* **EXERCISE DIRECTIONS**:
Check each line for the word "termine" and give how many have it. Say nothing else.

(Saved data entries)
○ ○ ○
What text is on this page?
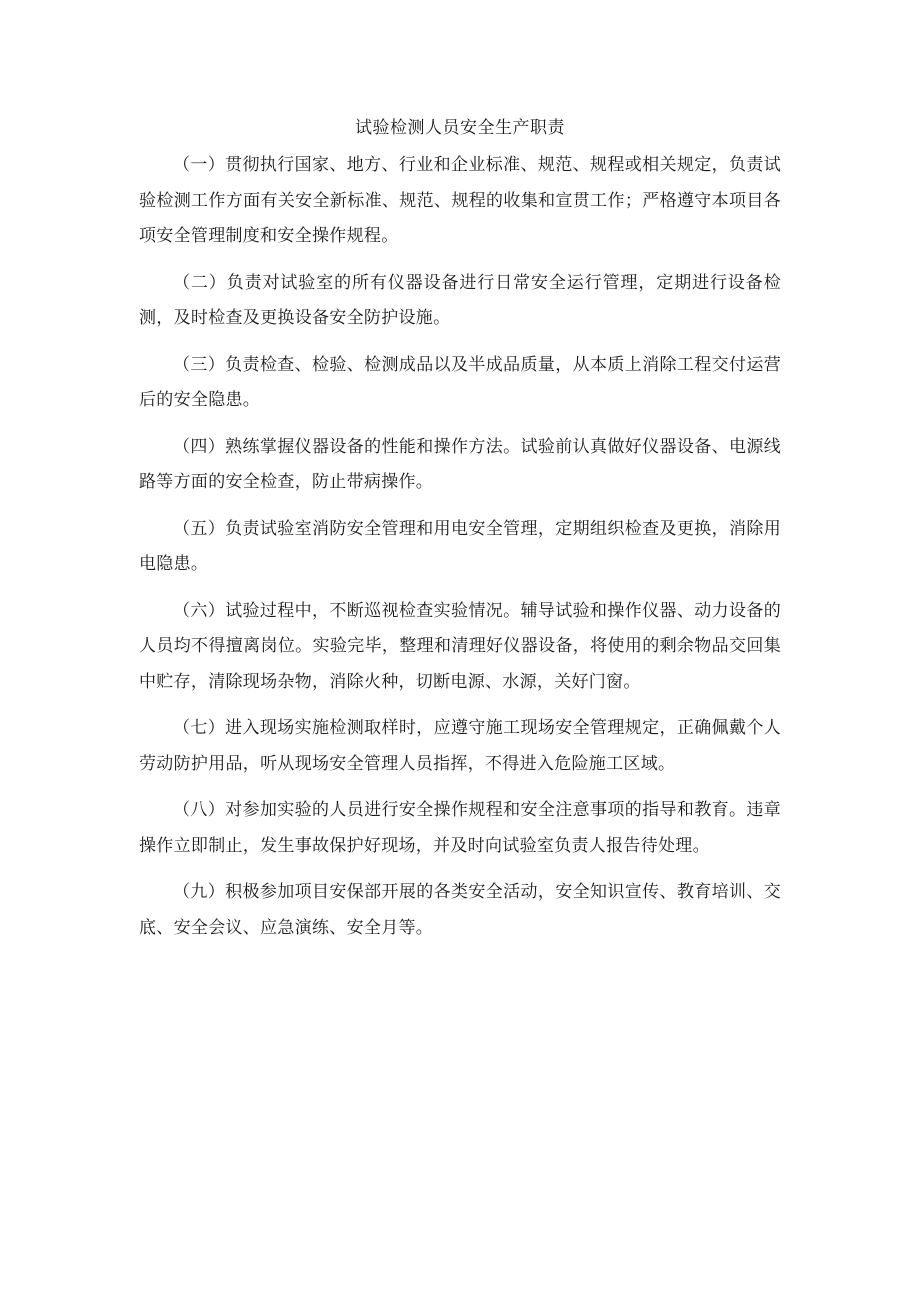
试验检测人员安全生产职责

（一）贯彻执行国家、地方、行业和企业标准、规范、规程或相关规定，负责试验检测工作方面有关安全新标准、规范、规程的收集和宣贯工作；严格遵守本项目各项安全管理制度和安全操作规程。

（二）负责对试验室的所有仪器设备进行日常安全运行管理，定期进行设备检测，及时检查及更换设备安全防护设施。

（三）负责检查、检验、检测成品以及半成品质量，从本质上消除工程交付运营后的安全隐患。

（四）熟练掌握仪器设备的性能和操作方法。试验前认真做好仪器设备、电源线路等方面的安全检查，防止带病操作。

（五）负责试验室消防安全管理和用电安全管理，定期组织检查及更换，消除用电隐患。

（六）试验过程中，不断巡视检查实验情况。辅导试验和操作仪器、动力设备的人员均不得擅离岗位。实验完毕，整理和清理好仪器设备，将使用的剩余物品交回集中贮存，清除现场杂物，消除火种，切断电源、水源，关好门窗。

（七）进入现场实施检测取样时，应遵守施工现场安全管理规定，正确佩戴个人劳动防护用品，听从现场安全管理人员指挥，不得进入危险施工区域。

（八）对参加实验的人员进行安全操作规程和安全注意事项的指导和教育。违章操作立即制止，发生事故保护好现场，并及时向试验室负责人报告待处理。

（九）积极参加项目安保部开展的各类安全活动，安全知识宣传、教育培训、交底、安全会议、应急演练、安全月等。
○ ○ ○
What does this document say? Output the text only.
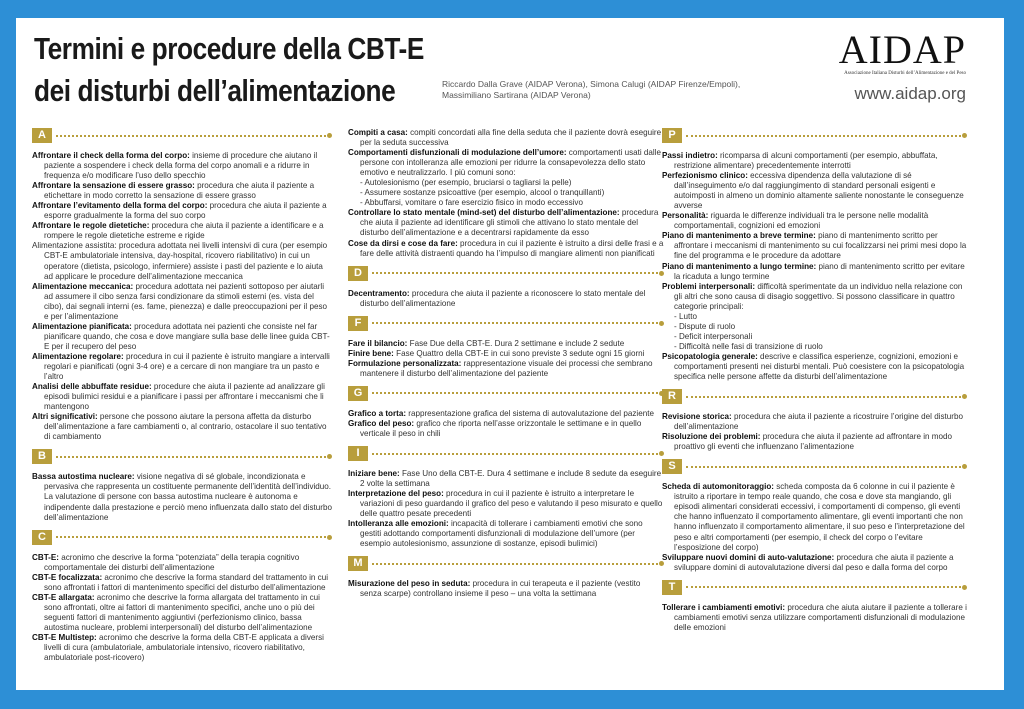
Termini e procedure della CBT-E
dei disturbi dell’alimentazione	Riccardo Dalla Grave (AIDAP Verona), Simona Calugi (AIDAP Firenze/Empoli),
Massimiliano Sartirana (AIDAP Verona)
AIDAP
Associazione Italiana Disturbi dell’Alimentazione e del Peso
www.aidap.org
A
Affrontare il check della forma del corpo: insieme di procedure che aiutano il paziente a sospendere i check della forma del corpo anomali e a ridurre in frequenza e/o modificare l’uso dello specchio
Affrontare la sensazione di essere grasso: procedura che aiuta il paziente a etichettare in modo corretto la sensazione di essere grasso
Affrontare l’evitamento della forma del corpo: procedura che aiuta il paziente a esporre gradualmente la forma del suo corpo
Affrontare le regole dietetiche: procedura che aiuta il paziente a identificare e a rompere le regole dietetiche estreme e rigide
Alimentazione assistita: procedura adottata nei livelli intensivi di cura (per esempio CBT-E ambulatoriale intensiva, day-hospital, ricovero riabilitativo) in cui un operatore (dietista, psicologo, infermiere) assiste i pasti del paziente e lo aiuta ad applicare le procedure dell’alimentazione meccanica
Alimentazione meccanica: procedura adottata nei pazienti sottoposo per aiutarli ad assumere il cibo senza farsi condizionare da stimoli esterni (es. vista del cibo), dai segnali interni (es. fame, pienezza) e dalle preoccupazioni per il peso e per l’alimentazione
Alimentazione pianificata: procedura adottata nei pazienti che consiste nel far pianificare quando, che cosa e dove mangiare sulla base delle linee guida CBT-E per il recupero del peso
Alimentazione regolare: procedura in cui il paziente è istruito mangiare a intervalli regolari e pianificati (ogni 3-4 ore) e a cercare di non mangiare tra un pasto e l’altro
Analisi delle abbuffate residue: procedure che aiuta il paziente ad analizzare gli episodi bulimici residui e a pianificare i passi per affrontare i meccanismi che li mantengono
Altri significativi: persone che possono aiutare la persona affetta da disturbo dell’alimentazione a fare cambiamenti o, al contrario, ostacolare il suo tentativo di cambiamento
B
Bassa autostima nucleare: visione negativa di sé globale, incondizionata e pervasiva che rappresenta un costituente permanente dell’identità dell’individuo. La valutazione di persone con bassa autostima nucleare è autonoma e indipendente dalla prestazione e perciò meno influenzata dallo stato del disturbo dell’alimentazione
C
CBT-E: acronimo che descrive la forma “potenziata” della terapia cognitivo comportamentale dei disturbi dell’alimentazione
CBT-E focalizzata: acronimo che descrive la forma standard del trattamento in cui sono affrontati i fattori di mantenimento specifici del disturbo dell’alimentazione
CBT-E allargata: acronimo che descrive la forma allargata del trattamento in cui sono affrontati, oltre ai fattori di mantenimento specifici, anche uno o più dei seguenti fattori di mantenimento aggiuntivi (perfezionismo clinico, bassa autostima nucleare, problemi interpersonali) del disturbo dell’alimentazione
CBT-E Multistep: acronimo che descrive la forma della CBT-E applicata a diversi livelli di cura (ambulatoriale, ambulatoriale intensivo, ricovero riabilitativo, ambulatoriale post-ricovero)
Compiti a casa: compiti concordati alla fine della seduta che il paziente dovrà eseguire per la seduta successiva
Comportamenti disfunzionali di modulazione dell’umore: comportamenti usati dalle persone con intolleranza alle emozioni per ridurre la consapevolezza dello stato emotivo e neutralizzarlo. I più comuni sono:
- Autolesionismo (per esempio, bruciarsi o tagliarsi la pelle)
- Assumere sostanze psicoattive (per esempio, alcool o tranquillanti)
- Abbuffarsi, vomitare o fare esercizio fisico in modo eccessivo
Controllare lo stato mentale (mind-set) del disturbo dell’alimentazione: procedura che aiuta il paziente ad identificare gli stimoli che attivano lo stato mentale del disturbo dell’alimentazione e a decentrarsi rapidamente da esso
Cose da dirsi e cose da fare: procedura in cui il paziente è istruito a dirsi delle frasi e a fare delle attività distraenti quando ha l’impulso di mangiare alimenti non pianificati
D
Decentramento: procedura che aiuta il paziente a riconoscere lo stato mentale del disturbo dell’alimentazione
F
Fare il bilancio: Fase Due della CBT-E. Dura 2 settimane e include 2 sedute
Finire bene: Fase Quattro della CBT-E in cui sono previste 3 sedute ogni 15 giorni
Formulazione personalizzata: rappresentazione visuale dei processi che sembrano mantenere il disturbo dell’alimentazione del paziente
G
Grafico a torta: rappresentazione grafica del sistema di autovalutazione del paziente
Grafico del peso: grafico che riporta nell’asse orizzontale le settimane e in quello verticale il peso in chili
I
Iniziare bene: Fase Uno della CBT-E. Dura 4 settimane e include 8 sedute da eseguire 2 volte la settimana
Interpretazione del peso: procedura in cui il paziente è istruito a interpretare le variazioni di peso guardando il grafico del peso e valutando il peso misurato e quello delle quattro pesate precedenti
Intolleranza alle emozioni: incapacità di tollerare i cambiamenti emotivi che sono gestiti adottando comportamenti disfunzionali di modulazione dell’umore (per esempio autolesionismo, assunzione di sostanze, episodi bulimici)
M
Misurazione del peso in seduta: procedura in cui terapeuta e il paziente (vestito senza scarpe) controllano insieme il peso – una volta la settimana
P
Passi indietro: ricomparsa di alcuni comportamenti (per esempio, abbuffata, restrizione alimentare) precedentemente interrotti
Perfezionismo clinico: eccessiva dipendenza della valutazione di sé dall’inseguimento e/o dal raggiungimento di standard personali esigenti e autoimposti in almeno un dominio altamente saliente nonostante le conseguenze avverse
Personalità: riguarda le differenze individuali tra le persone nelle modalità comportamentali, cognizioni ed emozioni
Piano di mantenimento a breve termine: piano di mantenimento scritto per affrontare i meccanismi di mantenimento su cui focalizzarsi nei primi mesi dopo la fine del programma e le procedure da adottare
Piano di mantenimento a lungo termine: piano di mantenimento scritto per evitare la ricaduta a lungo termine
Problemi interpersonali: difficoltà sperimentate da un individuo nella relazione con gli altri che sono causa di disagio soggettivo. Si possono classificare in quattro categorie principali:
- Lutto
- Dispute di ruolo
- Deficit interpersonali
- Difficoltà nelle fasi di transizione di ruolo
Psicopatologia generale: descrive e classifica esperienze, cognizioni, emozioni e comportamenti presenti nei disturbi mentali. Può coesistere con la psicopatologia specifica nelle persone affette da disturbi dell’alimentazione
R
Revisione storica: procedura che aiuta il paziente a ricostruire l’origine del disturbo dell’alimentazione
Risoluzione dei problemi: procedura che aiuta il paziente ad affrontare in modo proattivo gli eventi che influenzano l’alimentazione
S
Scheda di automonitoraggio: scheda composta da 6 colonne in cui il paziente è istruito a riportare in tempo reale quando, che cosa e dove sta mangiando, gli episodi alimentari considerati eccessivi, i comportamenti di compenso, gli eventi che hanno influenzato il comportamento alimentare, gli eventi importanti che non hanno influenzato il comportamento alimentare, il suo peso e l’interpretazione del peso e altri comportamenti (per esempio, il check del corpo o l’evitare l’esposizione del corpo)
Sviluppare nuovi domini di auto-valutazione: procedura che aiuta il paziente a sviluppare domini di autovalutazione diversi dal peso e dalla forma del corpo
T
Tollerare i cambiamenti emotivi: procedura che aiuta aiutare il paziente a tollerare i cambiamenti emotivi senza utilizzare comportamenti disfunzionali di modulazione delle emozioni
○ ○ ○
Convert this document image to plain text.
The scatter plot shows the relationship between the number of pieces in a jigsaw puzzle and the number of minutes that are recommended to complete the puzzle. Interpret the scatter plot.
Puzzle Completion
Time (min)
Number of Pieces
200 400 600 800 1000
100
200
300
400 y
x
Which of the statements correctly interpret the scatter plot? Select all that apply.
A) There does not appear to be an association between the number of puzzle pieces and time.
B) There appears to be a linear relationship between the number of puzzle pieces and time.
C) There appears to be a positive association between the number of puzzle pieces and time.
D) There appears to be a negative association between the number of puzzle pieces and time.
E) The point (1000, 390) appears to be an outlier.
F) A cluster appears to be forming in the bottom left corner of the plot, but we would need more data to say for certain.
○ ○ ○
* **THE COMPLETED TASK**:
2